[SET PROBLEM] Copy the records below exactly as they appear.

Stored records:

____

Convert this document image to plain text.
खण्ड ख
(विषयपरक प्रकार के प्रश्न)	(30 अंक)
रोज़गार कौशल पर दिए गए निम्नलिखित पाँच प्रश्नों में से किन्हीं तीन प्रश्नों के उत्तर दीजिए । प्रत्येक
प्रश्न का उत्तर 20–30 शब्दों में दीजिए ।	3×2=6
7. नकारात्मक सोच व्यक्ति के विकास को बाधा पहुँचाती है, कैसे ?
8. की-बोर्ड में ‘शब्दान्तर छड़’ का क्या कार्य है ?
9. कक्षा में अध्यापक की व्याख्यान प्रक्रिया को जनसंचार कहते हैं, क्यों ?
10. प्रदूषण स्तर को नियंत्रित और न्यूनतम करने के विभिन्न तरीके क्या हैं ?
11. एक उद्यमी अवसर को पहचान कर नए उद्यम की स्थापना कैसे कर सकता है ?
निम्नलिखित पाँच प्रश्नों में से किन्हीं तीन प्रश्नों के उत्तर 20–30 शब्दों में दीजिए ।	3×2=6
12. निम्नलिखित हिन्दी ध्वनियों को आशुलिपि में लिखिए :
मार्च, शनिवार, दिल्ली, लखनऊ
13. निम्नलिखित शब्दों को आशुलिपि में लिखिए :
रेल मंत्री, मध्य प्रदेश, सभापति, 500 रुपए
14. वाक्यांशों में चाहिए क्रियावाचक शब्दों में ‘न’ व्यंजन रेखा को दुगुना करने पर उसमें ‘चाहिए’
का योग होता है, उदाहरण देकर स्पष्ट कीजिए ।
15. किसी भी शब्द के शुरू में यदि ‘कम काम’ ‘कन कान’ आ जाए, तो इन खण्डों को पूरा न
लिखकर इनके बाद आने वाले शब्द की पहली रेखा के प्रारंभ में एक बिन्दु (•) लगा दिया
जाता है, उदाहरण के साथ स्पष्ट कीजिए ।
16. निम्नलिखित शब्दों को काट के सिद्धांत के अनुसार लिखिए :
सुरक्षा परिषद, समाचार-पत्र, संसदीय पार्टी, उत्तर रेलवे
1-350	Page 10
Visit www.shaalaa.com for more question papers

____

[RESULT BELOW]
Convert this document image to plain text.
खण्ड ख
(विषयपरक प्रकार के प्रश्न)	(30 अंक)
रोज़गार कौशल पर दिए गए निम्नलिखित पाँच प्रश्नों में से किन्हीं तीन प्रश्नों के उत्तर दीजिए । प्रत्येक
प्रश्न का उत्तर 20–30 शब्दों में दीजिए ।	3×2=6
7. नकारात्मक सोच व्यक्ति के विकास को बाधा पहुँचाती है, कैसे ?
8. की-बोर्ड में ‘शब्दान्तर छड़’ का क्या कार्य है ?
9. कक्षा में अध्यापक की व्याख्यान प्रक्रिया को जनसंचार कहते हैं, क्यों ?
10. प्रदूषण स्तर को नियंत्रित और न्यूनतम करने के विभिन्न तरीके क्या हैं ?
11. एक उद्यमी अवसर को पहचान कर नए उद्यम की स्थापना कैसे कर सकता है ?
निम्नलिखित पाँच प्रश्नों में से किन्हीं तीन प्रश्नों के उत्तर 20–30 शब्दों में दीजिए ।	3×2=6
12. निम्नलिखित हिन्दी ध्वनियों को आशुलिपि में लिखिए :
मार्च, शनिवार, दिल्ली, लखनऊ
13. निम्नलिखित शब्दों को आशुलिपि में लिखिए :
रेल मंत्री, मध्य प्रदेश, सभापति, 500 रुपए
14. वाक्यांशों में चाहिए क्रियावाचक शब्दों में ‘न’ व्यंजन रेखा को दुगुना करने पर उसमें ‘चाहिए’
का योग होता है, उदाहरण देकर स्पष्ट कीजिए ।
15. किसी भी शब्द के शुरू में यदि ‘कम काम’ ‘कन कान’ आ जाए, तो इन खण्डों को पूरा न
लिखकर इनके बाद आने वाले शब्द की पहली रेखा के प्रारंभ में एक बिन्दु (•) लगा दिया
जाता है, उदाहरण के साथ स्पष्ट कीजिए ।
16. निम्नलिखित शब्दों को काट के सिद्धांत के अनुसार लिखिए :
सुरक्षा परिषद, समाचार-पत्र, संसदीय पार्टी, उत्तर रेलवे
1-350	Page 10
Visit www.shaalaa.com for more question papers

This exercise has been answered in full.